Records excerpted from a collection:
>>

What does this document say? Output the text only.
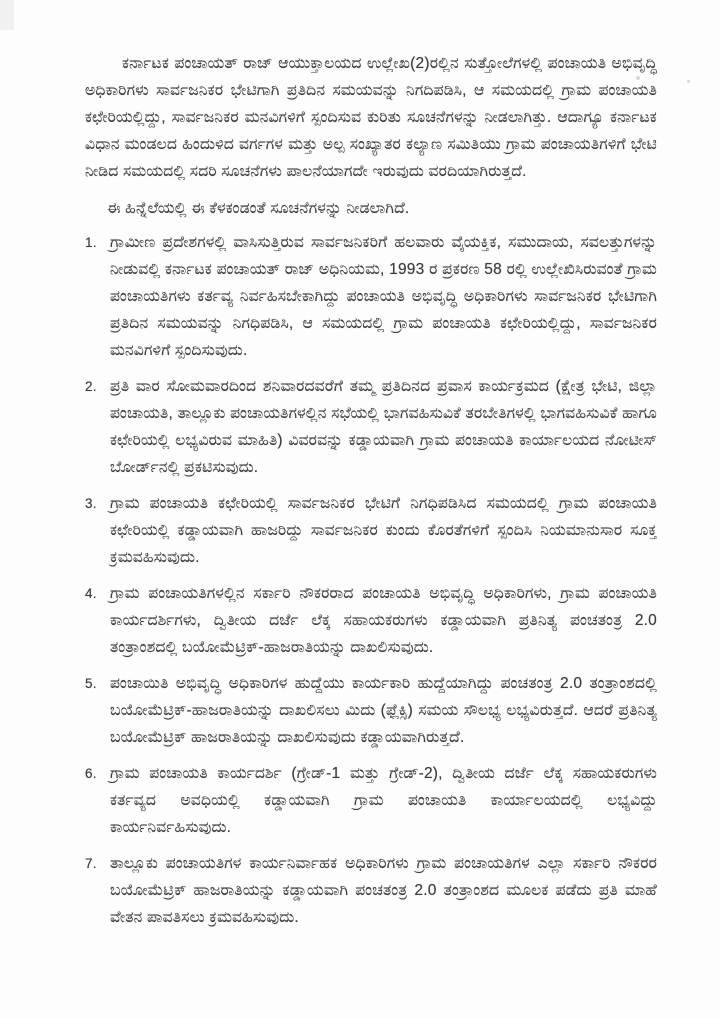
ಕರ್ನಾಟಕ ಪಂಚಾಯತ್ ರಾಜ್ ಆಯುಕ್ತಾಲಯದ ಉಲ್ಲೇಖ(2)ರಲ್ಲಿನ ಸುತ್ತೋಲೆಗಳಲ್ಲಿ ಪಂಚಾಯತಿ ಅಭಿವೃದ್ಧಿ ಅಧಿಕಾರಿಗಳು ಸಾರ್ವಜನಿಕರ ಭೇಟಿಗಾಗಿ ಪ್ರತಿದಿನ ಸಮಯವನ್ನು ನಿಗದಿಪಡಿಸಿ, ಆ ಸಮಯದಲ್ಲಿ ಗ್ರಾಮ ಪಂಚಾಯತಿ ಕಛೇರಿಯಲ್ಲಿದ್ದು, ಸಾರ್ವಜನಿಕರ ಮನವಿಗಳಿಗೆ ಸ್ಪಂದಿಸುವ ಕುರಿತು ಸೂಚನೆಗಳನ್ನು ನೀಡಲಾಗಿತ್ತು. ಆದಾಗ್ಯೂ ಕರ್ನಾಟಕ ವಿಧಾನ ಮಂಡಲದ ಹಿಂದುಳಿದ ವರ್ಗಗಳ ಮತ್ತು ಅಲ್ಪ ಸಂಖ್ಯಾತರ ಕಲ್ಯಾಣ ಸಮಿತಿಯು ಗ್ರಾಮ ಪಂಚಾಯತಿಗಳಿಗೆ ಭೇಟಿ ನೀಡಿದ ಸಮಯದಲ್ಲಿ ಸದರಿ ಸೂಚನೆಗಳು ಪಾಲನೆಯಾಗದೇ ಇರುವುದು ವರದಿಯಾಗಿರುತ್ತದೆ.

ಈ ಹಿನ್ನೆಲೆಯಲ್ಲಿ ಈ ಕೆಳಕಂಡಂತೆ ಸೂಚನೆಗಳನ್ನು ನೀಡಲಾಗಿದೆ.

1. ಗ್ರಾಮೀಣ ಪ್ರದೇಶಗಳಲ್ಲಿ ವಾಸಿಸುತ್ತಿರುವ ಸಾರ್ವಜನಿಕರಿಗೆ ಹಲವಾರು ವೈಯಕ್ತಿಕ, ಸಮುದಾಯ, ಸವಲತ್ತುಗಳನ್ನು ನೀಡುವಲ್ಲಿ ಕರ್ನಾಟಕ ಪಂಚಾಯತ್ ರಾಜ್ ಅಧಿನಿಯಮ, 1993 ರ ಪ್ರಕರಣ 58 ರಲ್ಲಿ ಉಲ್ಲೇಖಿಸಿರುವಂತೆ ಗ್ರಾಮ ಪಂಚಾಯತಿಗಳು ಕರ್ತವ್ಯ ನಿರ್ವಹಿಸಬೇಕಾಗಿದ್ದು ಪಂಚಾಯತಿ ಅಭಿವೃದ್ಧಿ ಅಧಿಕಾರಿಗಳು ಸಾರ್ವಜನಿಕರ ಭೇಟಿಗಾಗಿ ಪ್ರತಿದಿನ ಸಮಯವನ್ನು ನಿಗಧಿಪಡಿಸಿ, ಆ ಸಮಯದಲ್ಲಿ ಗ್ರಾಮ ಪಂಚಾಯತಿ ಕಛೇರಿಯಲ್ಲಿದ್ದು, ಸಾರ್ವಜನಿಕರ ಮನವಿಗಳಿಗೆ ಸ್ಪಂದಿಸುವುದು.
2. ಪ್ರತಿ ವಾರ ಸೋಮವಾರದಿಂದ ಶನಿವಾರದವರೆಗೆ ತಮ್ಮ ಪ್ರತಿದಿನದ ಪ್ರವಾಸ ಕಾರ್ಯಕ್ರಮದ (ಕ್ಷೇತ್ರ ಭೇಟಿ, ಜಿಲ್ಲಾ ಪಂಚಾಯತಿ, ತಾಲ್ಲೂಕು ಪಂಚಾಯತಿಗಳಲ್ಲಿನ ಸಭೆಯಲ್ಲಿ ಭಾಗವಹಿಸುವಿಕೆ ತರಬೇತಿಗಳಲ್ಲಿ ಭಾಗವಹಿಸುವಿಕೆ ಹಾಗೂ ಕಛೇರಿಯಲ್ಲಿ ಲಭ್ಯವಿರುವ ಮಾಹಿತಿ) ವಿವರವನ್ನು ಕಡ್ಡಾಯವಾಗಿ ಗ್ರಾಮ ಪಂಚಾಯತಿ ಕಾರ್ಯಾಲಯದ ನೋಟೀಸ್ ಬೋರ್ಡ್‌ನಲ್ಲಿ ಪ್ರಕಟಿಸುವುದು.
3. ಗ್ರಾಮ ಪಂಚಾಯತಿ ಕಛೇರಿಯಲ್ಲಿ ಸಾರ್ವಜನಿಕರ ಭೇಟಿಗೆ ನಿಗಧಿಪಡಿಸಿದ ಸಮಯದಲ್ಲಿ ಗ್ರಾಮ ಪಂಚಾಯತಿ ಕಛೇರಿಯಲ್ಲಿ ಕಡ್ಡಾಯವಾಗಿ ಹಾಜರಿದ್ದು ಸಾರ್ವಜನಿಕರ ಕುಂದು ಕೊರತೆಗಳಿಗೆ ಸ್ಪಂದಿಸಿ ನಿಯಮಾನುಸಾರ ಸೂಕ್ತ ಕ್ರಮವಹಿಸುವುದು.
4. ಗ್ರಾಮ ಪಂಚಾಯತಿಗಳಲ್ಲಿನ ಸರ್ಕಾರಿ ನೌಕರರಾದ ಪಂಚಾಯತಿ ಅಭಿವೃದ್ಧಿ ಅಧಿಕಾರಿಗಳು, ಗ್ರಾಮ ಪಂಚಾಯತಿ ಕಾರ್ಯದರ್ಶಿಗಳು, ದ್ವಿತೀಯ ದರ್ಜೆ ಲೆಕ್ಕ ಸಹಾಯಕರುಗಳು ಕಡ್ಡಾಯವಾಗಿ ಪ್ರತಿನಿತ್ಯ ಪಂಚತಂತ್ರ 2.0 ತಂತ್ರಾಂಶದಲ್ಲಿ ಬಯೋಮೆಟ್ರಿಕ್-ಹಾಜರಾತಿಯನ್ನು ದಾಖಲಿಸುವುದು.
5. ಪಂಚಾಯಿತಿ ಅಭಿವೃದ್ಧಿ ಅಧಿಕಾರಿಗಳ ಹುದ್ದೆಯು ಕಾರ್ಯಕಾರಿ ಹುದ್ದೆಯಾಗಿದ್ದು ಪಂಚತಂತ್ರ 2.0 ತಂತ್ರಾಂಶದಲ್ಲಿ ಬಯೋಮೆಟ್ರಿಕ್-ಹಾಜರಾತಿಯನ್ನು ದಾಖಲಿಸಲು ಮಿದು (ಫ್ಲೆಕ್ಸಿ) ಸಮಯ ಸೌಲಭ್ಯ ಲಭ್ಯವಿರುತ್ತದೆ. ಆದರೆ ಪ್ರತಿನಿತ್ಯ ಬಯೋಮೆಟ್ರಿಕ್ ಹಾಜರಾತಿಯನ್ನು ದಾಖಲಿಸುವುದು ಕಡ್ಡಾಯವಾಗಿರುತ್ತದೆ.
6. ಗ್ರಾಮ ಪಂಚಾಯತಿ ಕಾರ್ಯದರ್ಶಿ (ಗ್ರೇಡ್-1 ಮತ್ತು ಗ್ರೇಡ್-2), ದ್ವಿತೀಯ ದರ್ಜೆ ಲೆಕ್ಕ ಸಹಾಯಕರುಗಳು ಕರ್ತವ್ಯದ ಅವಧಿಯಲ್ಲಿ ಕಡ್ಡಾಯವಾಗಿ ಗ್ರಾಮ ಪಂಚಾಯತಿ ಕಾರ್ಯಾಲಯದಲ್ಲಿ ಲಭ್ಯವಿದ್ದು ಕಾರ್ಯನಿರ್ವಹಿಸುವುದು.
7. ತಾಲ್ಲೂಕು ಪಂಚಾಯತಿಗಳ ಕಾರ್ಯನಿರ್ವಾಹಕ ಅಧಿಕಾರಿಗಳು ಗ್ರಾಮ ಪಂಚಾಯತಿಗಳ ಎಲ್ಲಾ ಸರ್ಕಾರಿ ನೌಕರರ ಬಯೋಮೆಟ್ರಿಕ್ ಹಾಜರಾತಿಯನ್ನು ಕಡ್ಡಾಯವಾಗಿ ಪಂಚತಂತ್ರ 2.0 ತಂತ್ರಾಂಶದ ಮೂಲಕ ಪಡೆದು ಪ್ರತಿ ಮಾಹೆ ವೇತನ ಪಾವತಿಸಲು ಕ್ರಮವಹಿಸುವುದು.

<<

• **REQUEST**
Look through the entries above for the word "ರಮವಹ". Copy every line where it shows up.

• **EXPECTED ANSWER**
3. ಗ್ರಾಮ ಪಂಚಾಯತಿ ಕಛೇರಿಯಲ್ಲಿ ಸಾರ್ವಜನಿಕರ ಭೇಟಿಗೆ ನಿಗಧಿಪಡಿಸಿದ ಸಮಯದಲ್ಲಿ ಗ್ರಾಮ ಪಂಚಾಯತಿ ಕಛೇರಿಯಲ್ಲಿ ಕಡ್ಡಾಯವಾಗಿ ಹಾಜರಿದ್ದು ಸಾರ್ವಜನಿಕರ ಕುಂದು ಕೊರತೆಗಳಿಗೆ ಸ್ಪಂದಿಸಿ ನಿಯಮಾನುಸಾರ ಸೂಕ್ತ ಕ್ರಮವಹಿಸುವುದು.
7. ತಾಲ್ಲೂಕು ಪಂಚಾಯತಿಗಳ ಕಾರ್ಯನಿರ್ವಾಹಕ ಅಧಿಕಾರಿಗಳು ಗ್ರಾಮ ಪಂಚಾಯತಿಗಳ ಎಲ್ಲಾ ಸರ್ಕಾರಿ ನೌಕರರ ಬಯೋಮೆಟ್ರಿಕ್ ಹಾಜರಾತಿಯನ್ನು ಕಡ್ಡಾಯವಾಗಿ ಪಂಚತಂತ್ರ 2.0 ತಂತ್ರಾಂಶದ ಮೂಲಕ ಪಡೆದು ಪ್ರತಿ ಮಾಹೆ ವೇತನ ಪಾವತಿಸಲು ಕ್ರಮವಹಿಸುವುದು.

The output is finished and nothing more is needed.